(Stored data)
[Begin]
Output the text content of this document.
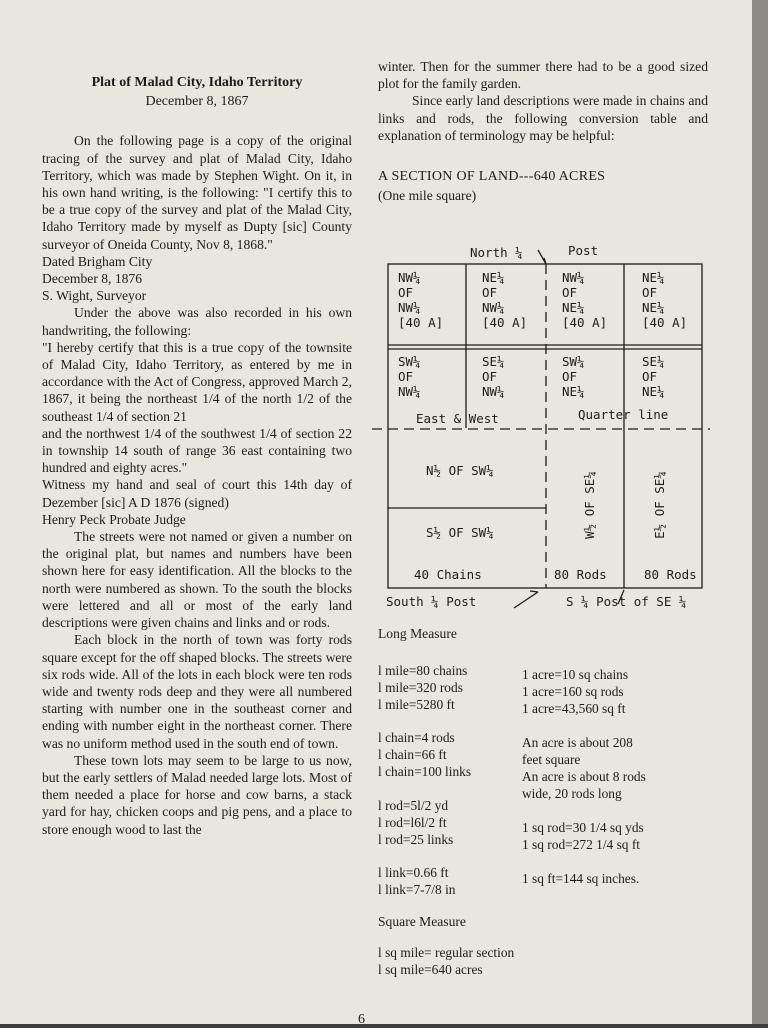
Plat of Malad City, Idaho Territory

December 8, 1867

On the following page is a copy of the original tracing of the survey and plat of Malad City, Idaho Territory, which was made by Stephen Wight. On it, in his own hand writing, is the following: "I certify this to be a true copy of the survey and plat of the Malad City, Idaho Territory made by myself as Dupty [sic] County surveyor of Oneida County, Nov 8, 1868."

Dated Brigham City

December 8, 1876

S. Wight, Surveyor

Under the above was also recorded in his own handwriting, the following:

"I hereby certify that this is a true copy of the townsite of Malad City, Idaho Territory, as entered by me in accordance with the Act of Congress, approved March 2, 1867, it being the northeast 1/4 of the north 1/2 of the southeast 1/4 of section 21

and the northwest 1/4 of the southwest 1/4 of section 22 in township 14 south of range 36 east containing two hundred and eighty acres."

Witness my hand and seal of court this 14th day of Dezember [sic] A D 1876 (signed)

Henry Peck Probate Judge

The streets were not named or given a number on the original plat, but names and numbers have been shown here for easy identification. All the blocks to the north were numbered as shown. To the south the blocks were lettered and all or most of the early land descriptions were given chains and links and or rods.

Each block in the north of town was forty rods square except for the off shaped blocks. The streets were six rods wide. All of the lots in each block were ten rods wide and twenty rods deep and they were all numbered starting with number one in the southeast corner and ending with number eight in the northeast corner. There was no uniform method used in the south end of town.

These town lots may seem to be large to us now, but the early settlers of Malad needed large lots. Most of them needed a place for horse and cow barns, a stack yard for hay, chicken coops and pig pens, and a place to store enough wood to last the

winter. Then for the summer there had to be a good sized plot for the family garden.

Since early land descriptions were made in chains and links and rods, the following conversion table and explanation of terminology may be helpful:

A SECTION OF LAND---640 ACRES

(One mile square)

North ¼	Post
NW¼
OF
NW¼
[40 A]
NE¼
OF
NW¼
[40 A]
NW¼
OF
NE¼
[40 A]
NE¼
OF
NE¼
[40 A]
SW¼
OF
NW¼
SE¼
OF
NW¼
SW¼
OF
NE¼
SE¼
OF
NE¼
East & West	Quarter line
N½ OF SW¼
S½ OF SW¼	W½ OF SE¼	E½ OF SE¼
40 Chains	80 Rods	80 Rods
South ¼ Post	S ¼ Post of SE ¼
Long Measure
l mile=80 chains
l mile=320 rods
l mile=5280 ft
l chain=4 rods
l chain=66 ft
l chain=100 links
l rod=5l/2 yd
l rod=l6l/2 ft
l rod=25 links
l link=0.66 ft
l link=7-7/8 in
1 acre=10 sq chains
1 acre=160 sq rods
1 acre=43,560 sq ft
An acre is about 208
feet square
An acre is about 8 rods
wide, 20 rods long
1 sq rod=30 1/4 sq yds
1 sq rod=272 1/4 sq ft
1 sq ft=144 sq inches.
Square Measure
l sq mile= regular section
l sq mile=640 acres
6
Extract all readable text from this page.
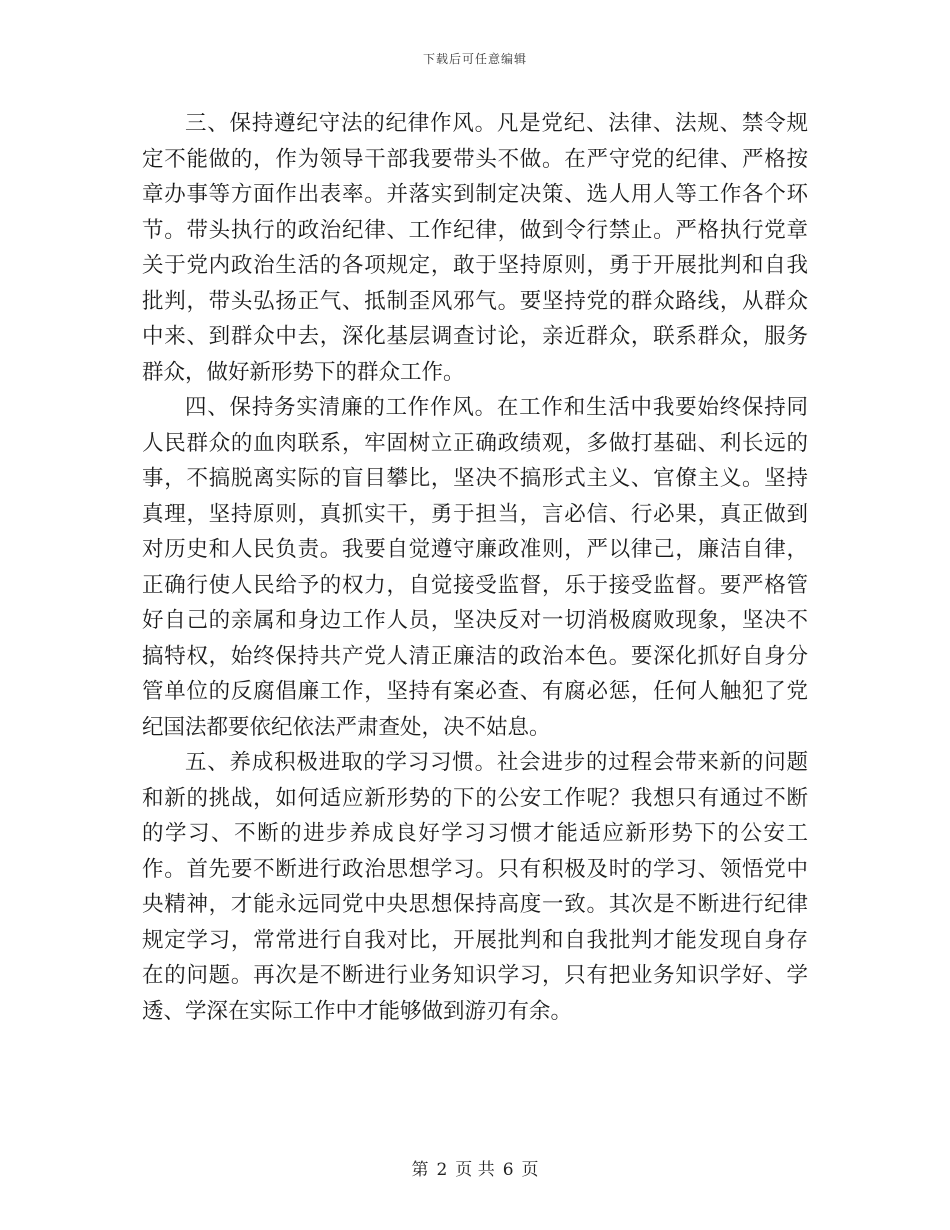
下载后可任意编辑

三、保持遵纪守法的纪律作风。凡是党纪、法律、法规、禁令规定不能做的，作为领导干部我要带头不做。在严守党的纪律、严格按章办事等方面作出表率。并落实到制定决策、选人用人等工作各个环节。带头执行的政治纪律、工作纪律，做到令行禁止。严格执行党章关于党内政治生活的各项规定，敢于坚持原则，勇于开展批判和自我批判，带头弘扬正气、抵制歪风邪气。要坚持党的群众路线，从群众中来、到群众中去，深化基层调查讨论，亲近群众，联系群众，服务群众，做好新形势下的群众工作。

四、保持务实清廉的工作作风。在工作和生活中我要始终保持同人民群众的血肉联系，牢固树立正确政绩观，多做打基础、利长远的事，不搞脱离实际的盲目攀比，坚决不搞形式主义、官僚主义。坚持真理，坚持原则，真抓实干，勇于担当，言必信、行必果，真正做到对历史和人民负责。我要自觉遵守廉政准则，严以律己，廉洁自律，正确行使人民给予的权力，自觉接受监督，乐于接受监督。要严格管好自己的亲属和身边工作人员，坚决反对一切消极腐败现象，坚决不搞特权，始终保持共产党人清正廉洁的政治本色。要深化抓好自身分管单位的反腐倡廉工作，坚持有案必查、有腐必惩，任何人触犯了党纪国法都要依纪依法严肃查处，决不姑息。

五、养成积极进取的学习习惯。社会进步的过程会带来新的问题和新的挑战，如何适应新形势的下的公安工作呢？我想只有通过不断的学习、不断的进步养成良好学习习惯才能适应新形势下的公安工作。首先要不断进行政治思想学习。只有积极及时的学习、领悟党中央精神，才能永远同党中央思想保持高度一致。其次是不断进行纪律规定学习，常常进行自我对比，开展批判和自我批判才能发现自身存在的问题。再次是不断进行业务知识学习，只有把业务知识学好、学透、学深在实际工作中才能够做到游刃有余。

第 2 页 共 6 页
[End]
[Begin]
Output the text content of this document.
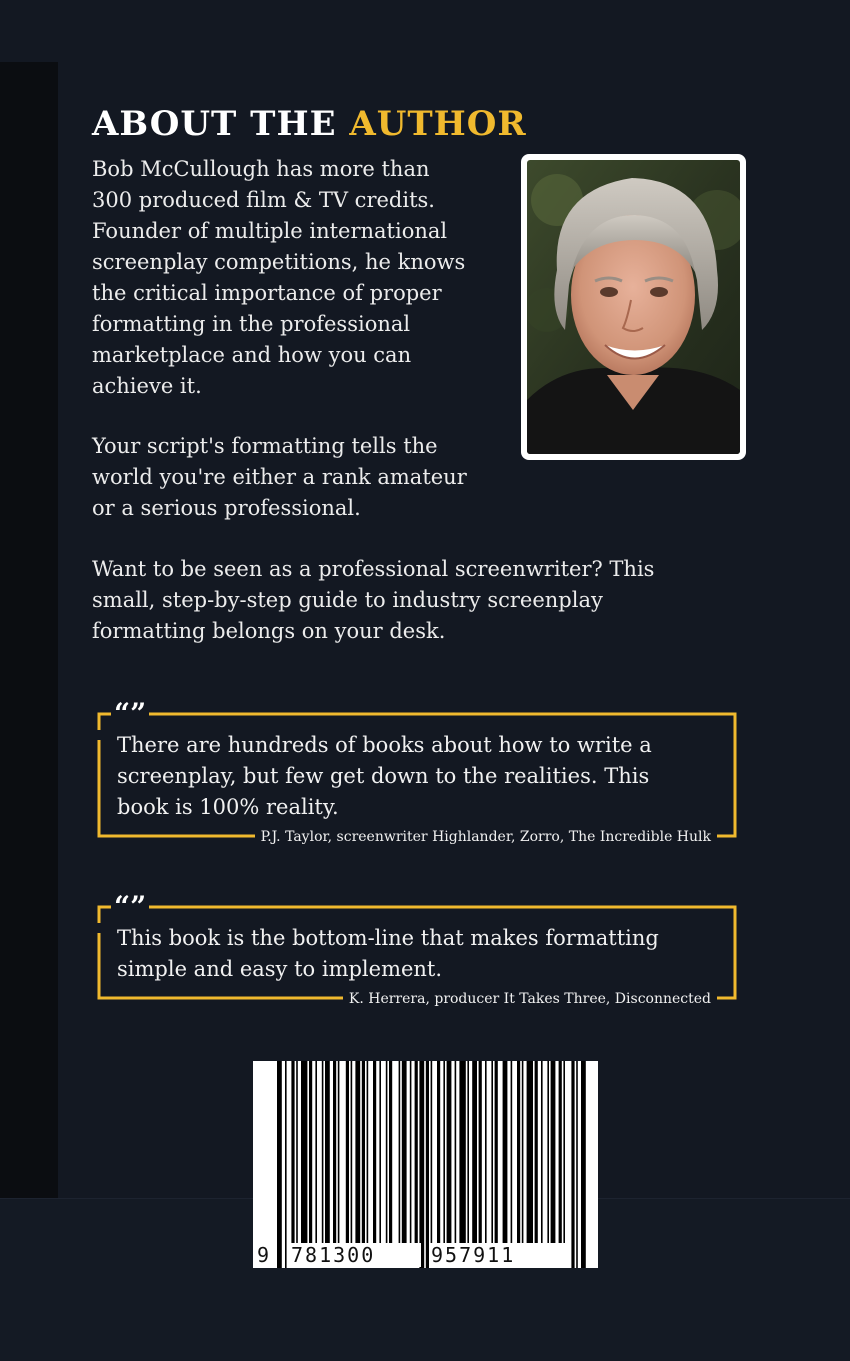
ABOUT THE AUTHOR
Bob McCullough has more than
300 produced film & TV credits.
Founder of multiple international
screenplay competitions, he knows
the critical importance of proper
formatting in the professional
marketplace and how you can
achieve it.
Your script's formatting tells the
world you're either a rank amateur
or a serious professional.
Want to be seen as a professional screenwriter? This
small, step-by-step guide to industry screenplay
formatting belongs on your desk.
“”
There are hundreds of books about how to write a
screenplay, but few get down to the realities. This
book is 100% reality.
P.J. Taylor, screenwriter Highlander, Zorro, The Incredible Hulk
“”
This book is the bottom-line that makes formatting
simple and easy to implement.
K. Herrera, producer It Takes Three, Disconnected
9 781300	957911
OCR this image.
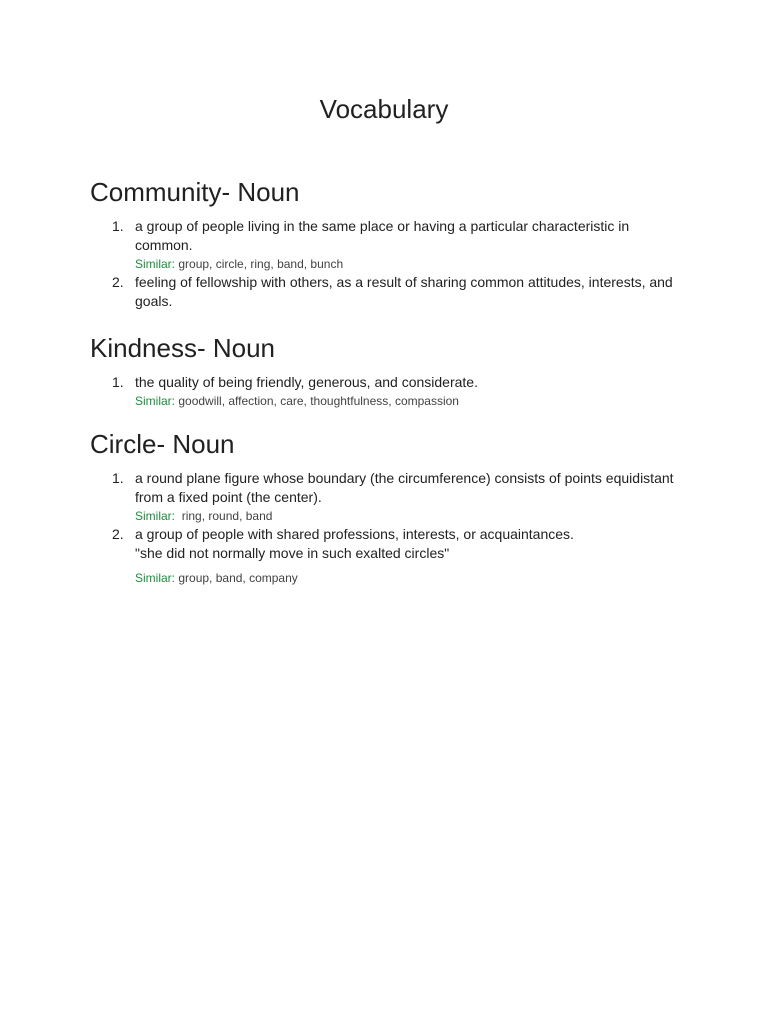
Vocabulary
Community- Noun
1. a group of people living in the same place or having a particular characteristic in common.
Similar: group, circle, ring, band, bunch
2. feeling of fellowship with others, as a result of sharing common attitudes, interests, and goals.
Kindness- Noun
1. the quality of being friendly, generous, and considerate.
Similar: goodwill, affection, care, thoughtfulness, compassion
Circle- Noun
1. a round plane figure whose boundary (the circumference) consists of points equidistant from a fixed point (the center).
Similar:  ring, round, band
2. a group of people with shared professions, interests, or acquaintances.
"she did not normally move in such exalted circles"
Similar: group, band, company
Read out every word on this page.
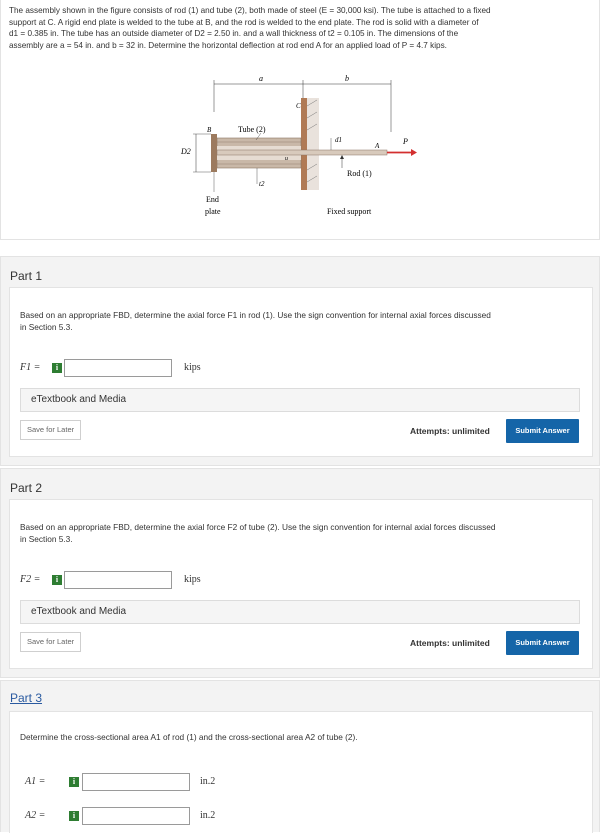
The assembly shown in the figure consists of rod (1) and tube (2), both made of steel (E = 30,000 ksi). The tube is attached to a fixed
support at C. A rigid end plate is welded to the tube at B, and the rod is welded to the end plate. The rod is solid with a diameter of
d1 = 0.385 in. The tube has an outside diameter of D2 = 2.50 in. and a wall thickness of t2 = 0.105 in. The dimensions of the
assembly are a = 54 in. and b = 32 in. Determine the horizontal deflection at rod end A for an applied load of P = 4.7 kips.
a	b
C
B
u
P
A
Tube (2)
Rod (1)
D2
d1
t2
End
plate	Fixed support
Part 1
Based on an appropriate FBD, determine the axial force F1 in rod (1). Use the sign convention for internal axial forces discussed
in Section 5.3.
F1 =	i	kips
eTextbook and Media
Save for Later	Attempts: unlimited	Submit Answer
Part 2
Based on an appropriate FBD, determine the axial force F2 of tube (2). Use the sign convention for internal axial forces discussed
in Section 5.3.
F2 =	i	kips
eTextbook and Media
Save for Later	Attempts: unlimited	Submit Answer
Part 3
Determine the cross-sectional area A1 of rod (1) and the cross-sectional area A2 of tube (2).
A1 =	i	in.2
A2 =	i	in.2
[End]
[Begin]
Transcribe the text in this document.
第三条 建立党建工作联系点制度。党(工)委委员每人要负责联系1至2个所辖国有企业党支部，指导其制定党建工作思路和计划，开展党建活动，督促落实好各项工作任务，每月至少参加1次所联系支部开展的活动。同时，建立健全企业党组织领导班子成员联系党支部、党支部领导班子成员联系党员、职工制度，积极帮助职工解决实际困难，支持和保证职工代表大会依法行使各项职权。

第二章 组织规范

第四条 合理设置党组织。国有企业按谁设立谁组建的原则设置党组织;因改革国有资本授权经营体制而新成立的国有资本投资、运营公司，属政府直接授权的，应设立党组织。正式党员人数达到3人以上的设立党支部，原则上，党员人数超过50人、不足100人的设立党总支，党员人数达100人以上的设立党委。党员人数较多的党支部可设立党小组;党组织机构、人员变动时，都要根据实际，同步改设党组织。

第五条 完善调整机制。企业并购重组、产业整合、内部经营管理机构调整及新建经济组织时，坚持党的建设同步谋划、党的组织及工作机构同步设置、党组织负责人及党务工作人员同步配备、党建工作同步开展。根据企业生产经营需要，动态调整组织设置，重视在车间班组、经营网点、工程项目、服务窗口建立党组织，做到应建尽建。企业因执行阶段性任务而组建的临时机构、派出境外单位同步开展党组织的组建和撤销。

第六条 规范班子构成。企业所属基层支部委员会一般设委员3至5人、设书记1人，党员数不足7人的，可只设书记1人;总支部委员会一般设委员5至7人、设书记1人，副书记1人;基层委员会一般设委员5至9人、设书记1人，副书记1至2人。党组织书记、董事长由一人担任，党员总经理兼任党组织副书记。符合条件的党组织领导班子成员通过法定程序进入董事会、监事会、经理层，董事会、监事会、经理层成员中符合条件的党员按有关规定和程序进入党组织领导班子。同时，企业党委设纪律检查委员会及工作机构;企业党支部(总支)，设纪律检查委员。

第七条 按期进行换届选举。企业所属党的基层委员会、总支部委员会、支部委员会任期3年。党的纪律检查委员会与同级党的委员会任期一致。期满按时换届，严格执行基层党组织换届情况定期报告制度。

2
[End]
What is asked:
Every line that holds the string "people" should be returned.

Completed task:
1. a group of people living in the same place or having a particular characteristic in common.
2. a group of people with shared professions, interests, or acquaintances.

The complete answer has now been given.